> **Exercise**
Copy out all lines with the word "kvartal" in them.

## Begin Records supplied

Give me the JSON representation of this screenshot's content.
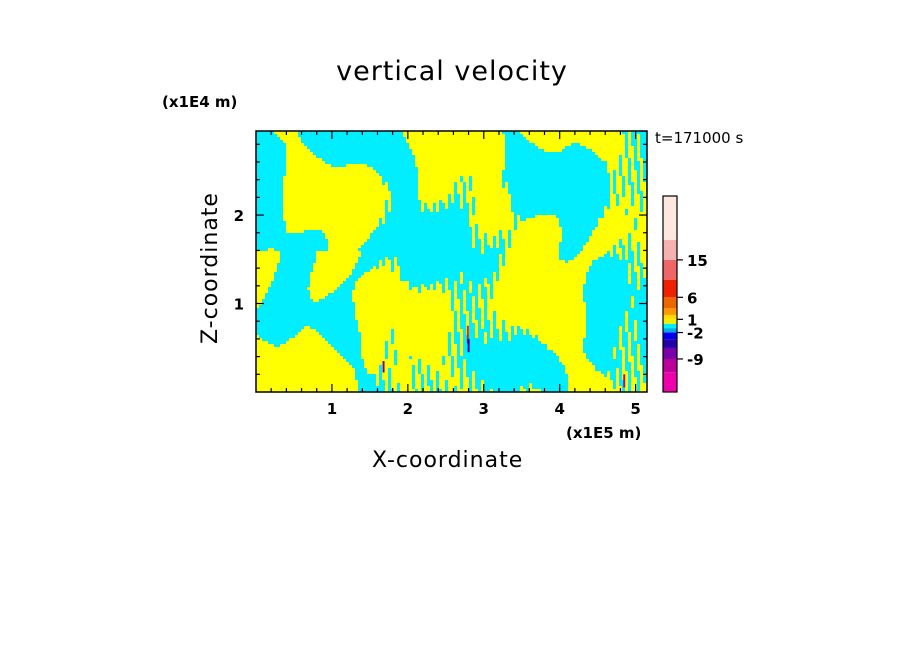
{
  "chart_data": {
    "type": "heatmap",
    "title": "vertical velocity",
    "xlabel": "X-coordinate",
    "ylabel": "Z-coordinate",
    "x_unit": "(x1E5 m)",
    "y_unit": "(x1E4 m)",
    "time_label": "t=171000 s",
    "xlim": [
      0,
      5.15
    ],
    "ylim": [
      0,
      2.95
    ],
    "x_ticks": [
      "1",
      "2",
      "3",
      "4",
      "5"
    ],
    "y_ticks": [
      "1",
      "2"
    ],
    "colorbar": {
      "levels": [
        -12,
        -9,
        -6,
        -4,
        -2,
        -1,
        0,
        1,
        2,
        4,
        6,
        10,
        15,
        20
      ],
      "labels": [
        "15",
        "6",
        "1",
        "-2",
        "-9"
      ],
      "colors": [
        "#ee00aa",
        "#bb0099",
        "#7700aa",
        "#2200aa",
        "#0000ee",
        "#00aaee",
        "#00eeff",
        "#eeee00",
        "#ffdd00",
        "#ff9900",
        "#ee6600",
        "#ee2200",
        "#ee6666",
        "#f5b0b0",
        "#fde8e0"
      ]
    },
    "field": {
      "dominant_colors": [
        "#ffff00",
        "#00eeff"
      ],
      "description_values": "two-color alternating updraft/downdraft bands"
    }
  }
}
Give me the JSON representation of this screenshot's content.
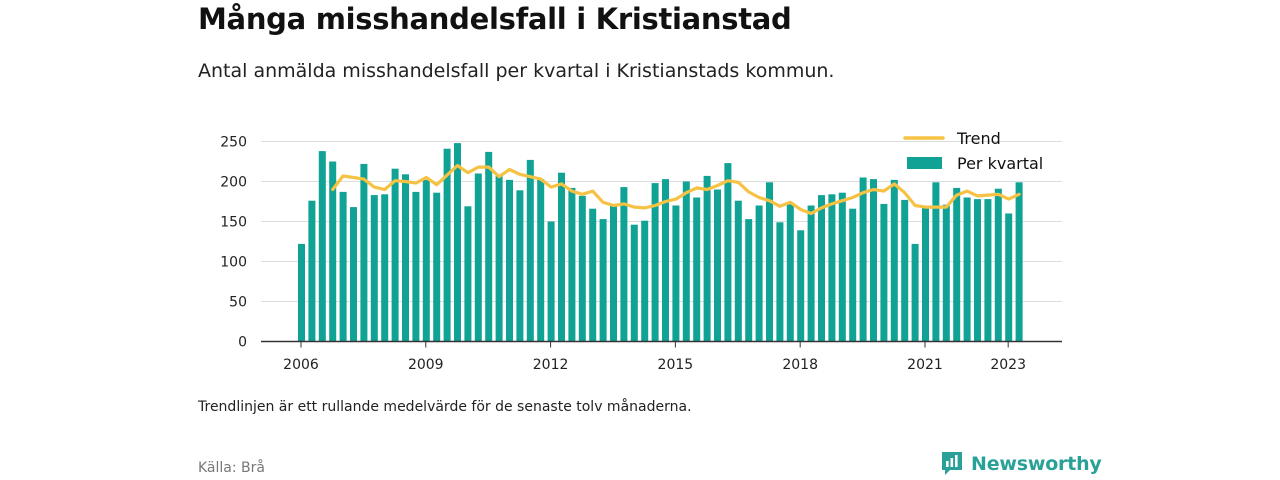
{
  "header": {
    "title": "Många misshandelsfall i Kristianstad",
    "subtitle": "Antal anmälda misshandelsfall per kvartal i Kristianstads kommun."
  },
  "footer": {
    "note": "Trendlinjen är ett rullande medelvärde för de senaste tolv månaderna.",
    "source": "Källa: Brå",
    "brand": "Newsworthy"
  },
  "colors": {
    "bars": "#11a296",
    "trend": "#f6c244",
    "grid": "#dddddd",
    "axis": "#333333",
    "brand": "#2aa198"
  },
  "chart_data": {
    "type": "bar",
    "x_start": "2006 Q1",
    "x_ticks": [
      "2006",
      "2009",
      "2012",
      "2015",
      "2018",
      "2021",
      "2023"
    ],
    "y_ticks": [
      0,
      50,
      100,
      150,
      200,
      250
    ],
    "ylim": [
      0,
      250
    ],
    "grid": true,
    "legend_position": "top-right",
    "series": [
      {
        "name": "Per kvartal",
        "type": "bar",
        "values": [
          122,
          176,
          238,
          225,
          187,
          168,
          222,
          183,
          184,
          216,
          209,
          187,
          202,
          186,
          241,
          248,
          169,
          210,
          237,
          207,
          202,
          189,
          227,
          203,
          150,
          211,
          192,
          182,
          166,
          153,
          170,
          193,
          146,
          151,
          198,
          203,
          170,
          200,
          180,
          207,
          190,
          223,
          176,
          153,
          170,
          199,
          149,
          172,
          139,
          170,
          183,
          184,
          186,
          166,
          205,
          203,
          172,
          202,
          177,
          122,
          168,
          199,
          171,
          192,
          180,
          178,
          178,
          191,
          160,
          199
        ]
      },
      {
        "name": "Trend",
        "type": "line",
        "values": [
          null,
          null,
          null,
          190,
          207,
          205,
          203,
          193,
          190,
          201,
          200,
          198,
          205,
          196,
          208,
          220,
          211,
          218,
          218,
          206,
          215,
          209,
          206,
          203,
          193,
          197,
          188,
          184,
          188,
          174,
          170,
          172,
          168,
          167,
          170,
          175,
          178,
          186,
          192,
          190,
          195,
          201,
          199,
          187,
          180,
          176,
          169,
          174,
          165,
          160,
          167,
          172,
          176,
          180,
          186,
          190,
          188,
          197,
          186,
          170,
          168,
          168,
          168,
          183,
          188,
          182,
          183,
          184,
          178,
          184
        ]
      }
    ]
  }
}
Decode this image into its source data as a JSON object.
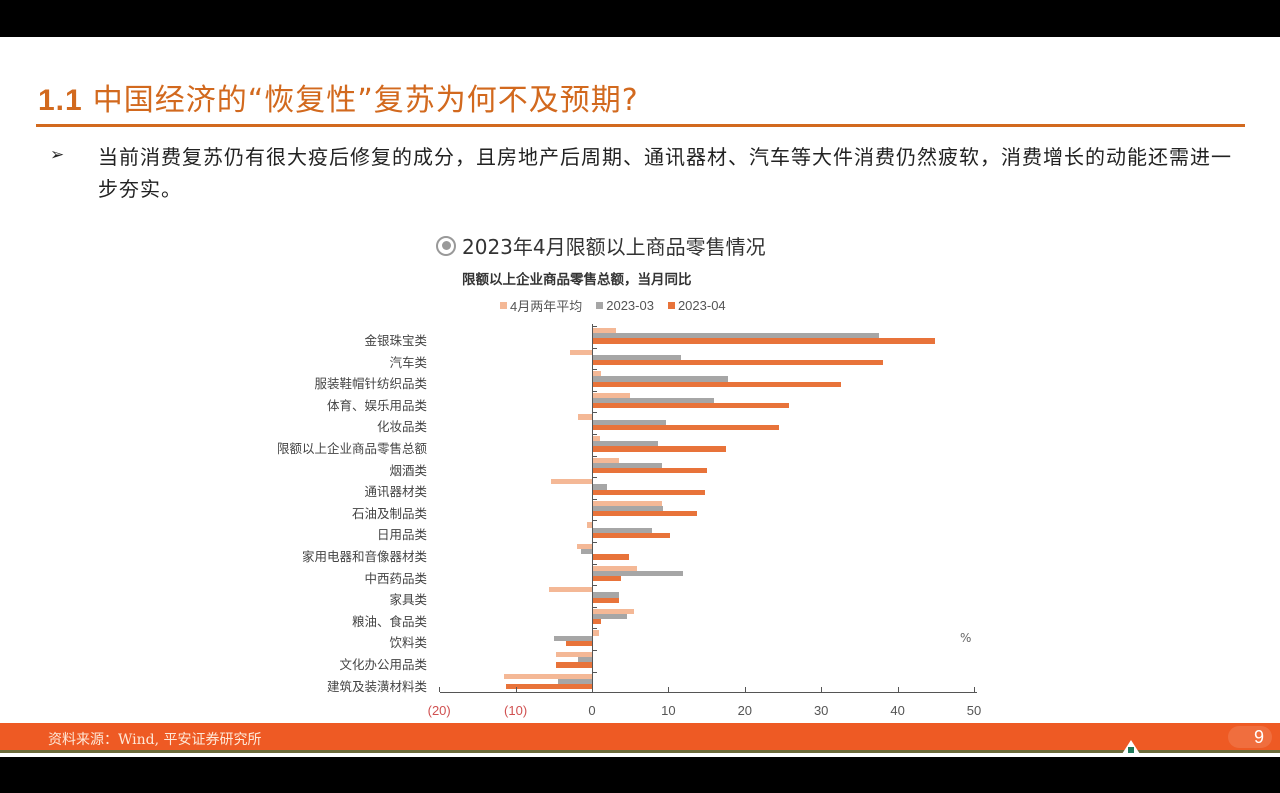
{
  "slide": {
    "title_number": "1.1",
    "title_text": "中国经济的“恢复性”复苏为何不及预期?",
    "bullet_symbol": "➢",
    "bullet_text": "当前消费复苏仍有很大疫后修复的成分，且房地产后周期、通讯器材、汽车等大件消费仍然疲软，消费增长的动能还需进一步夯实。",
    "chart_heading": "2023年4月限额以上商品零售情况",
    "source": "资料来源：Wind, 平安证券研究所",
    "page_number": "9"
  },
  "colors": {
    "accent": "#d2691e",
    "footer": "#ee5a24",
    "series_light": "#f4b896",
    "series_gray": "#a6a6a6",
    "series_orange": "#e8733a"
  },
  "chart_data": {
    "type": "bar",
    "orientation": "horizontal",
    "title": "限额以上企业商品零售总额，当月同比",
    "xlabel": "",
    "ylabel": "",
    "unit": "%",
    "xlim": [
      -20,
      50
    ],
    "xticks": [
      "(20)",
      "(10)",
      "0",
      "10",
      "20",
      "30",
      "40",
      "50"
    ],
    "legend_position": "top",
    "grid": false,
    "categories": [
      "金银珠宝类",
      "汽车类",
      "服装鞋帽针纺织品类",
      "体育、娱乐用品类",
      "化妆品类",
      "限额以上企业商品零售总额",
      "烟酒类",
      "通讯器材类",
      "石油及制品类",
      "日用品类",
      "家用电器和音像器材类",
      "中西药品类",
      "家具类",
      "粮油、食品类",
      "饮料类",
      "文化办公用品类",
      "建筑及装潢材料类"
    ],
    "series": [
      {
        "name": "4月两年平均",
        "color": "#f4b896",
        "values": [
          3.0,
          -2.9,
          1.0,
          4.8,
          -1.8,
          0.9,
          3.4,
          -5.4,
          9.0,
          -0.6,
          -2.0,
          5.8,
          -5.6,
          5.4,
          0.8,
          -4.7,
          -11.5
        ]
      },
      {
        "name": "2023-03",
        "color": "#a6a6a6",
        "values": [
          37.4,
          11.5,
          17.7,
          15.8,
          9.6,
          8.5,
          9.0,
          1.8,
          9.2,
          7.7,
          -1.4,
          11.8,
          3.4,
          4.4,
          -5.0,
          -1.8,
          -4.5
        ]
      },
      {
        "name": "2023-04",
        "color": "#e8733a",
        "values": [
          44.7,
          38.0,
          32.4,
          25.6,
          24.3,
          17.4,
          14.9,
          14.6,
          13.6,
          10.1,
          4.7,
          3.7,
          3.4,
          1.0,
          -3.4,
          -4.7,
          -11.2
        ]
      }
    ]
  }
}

## End Records supplied

> **Exercise response**
    "subtitle": "Antal anmälda misshandelsfall per kvartal i Kristianstads kommun."
        "name": "Per kvartal",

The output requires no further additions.